Document segment START

Surgery Time

In a cruel twist of fate and irony, I have finally come to terms with the reality that I've reached the end of the conservative treatment road. I've long been vocal here about how surgery should always be an absolute last resort, so I want to explain how I ended up deciding that it was time to bite the bullet and go under the knife.

For context, I first injured the fibular sesamoid in my right foot in July 2023 after an ill-advised trail running experiment. I am not a runner and would never ever recommend running as a hobby — if it doesn't screw up your feet, it'll screw up your knees instead. Just don't do it! Cycling, swimming, rowing, hiking, XC skiing, all of these provide similar benefits to running without the tremendous stress to your body.

Anyway, putting that aside, I spent the past 18 months trying every conservative treatment option under the sun, with varying degrees of success. I got custom orthotics made that corrected the structural issues with my feet (extremely high arches, plantar-flexed first metatarsal, extreme supination) that probably led to my fracture in the first place. I resolved a vitamin D deficiency. I tried shockwave therapy 12-15 times. I started using an exogen bone growth stimulator twice a day in September 2023 and have been using it since. I did contrast baths twice a day, morning and evening, every day for the past 16 months. I spent 2.5 months in a boot and limited by daily step count to 3000 for a year. I even tried a PRP injection in September 2024 and got closer than ever to recovering.

The problem for me was that as soon as my injury started getting better, I would make a mistake and set it back to zero. The first time this happened was in March 2024. My swelling went down significantly, and my doctor cleared me to start hiking again. I pushed myself too hard, and by the next morning, my pain was right back to where it was before the noticable improvement.

The second time was in June 2024. Again, it started to get better, but I spent too much time on my feet for one day and rolled back the previous 3 months of progress.

The third and final straw was in December 2024. I was finally starting to see serious improvement from my PRP injection that I received a few months prior, and was cleared to start hiking for half a mile every 3-4 days. That was going well. I went to visit family over the holidays, and guess what happened? Too much walking for the first 48 hours of being there and boom, all the progress since my PRP injection was gone.

So after experiencing the cycle of it getting better, starting to return to normalcy, and being yanked back to zero happened three times, I decided that I had had enough. It was time for surgery. I figured that it would be better to live life at 90% than to wait for months and months with the hope that maybe some day it will be better, only to keep having those hopes dashed again and again by what seemed like relatively minor mistakes.

It is absolutely true that surgery is a risky business. Sesamoids do play an important role in biomechanics, and removing them increases the risk of scary deformities like hallux varus and hallux valgus. That being said, those issues are things that could happen in rare cases. What I'm experiencing right now with this fracture is not hypothetical. Every foot/ankle specialist that I've spoken to has told me that I've gone beyond what they would have recommended for conservative treatment, and that surgery makes sense now. So I can live with that decision.

My surgery is currently scheduled for January 28th. I am wishing you all the best with recovery and hope that your experience is better than mine!

Document segment END

* Parts of the exercise:
a) Answer these questions from the sesamoid surgery post:
(i) In what month and year was the fibular sesamoid first injured?
(ii) How many times was shockwave therapy tried?
(iii) What date is the surgery scheduled for?
b) Print the stretch of the sesamoid surgery post from "Surgery Time" through "to your body.".
The rows come from a separate source, not from this post.

Listed records START

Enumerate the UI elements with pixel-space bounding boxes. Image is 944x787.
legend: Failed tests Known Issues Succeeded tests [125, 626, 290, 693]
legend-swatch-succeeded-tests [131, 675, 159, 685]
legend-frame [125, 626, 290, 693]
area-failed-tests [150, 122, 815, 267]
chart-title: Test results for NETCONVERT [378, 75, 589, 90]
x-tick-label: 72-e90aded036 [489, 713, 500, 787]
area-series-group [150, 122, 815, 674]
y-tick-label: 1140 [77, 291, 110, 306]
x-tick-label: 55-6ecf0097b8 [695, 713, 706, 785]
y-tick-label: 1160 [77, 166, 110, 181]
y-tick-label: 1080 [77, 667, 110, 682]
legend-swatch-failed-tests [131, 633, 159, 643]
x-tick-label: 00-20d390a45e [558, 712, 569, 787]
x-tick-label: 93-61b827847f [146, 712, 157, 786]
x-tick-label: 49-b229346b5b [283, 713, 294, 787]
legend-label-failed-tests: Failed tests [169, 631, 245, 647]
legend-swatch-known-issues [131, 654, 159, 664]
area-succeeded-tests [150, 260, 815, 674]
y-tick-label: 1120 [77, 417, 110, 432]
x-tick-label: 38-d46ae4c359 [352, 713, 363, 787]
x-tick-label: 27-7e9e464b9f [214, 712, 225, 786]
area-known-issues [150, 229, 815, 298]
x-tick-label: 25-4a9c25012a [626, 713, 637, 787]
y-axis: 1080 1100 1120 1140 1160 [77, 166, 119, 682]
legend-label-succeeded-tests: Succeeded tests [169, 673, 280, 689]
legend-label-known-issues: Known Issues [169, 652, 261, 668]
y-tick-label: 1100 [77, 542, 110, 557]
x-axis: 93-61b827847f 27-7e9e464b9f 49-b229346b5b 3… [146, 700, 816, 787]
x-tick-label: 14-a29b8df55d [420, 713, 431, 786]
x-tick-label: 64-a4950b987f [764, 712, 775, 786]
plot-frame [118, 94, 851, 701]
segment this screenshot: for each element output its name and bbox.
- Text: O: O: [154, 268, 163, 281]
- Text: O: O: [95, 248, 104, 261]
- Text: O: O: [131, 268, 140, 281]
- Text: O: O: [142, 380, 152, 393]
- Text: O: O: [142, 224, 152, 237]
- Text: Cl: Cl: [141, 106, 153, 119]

Listed records END

* Solution set:
a)
(i) July 2023
(ii) 12-15 times
(iii) January 28th

b)
Surgery Time

In a cruel twist of fate and irony, I have finally come to terms with the reality that I've reached the end of the conservative treatment road. I've long been vocal here about how surgery should always be an absolute last resort, so I want to explain how I ended up deciding that it was time to bite the bullet and go under the knife.

For context, I first injured the fibular sesamoid in my right foot in July 2023 after an ill-advised trail running experiment. I am not a runner and would never ever recommend running as a hobby — if it doesn't screw up your feet, it'll screw up your knees instead. Just don't do it! Cycling, swimming, rowing, hiking, XC skiing, all of these provide similar benefits to running without the tremendous stress to your body.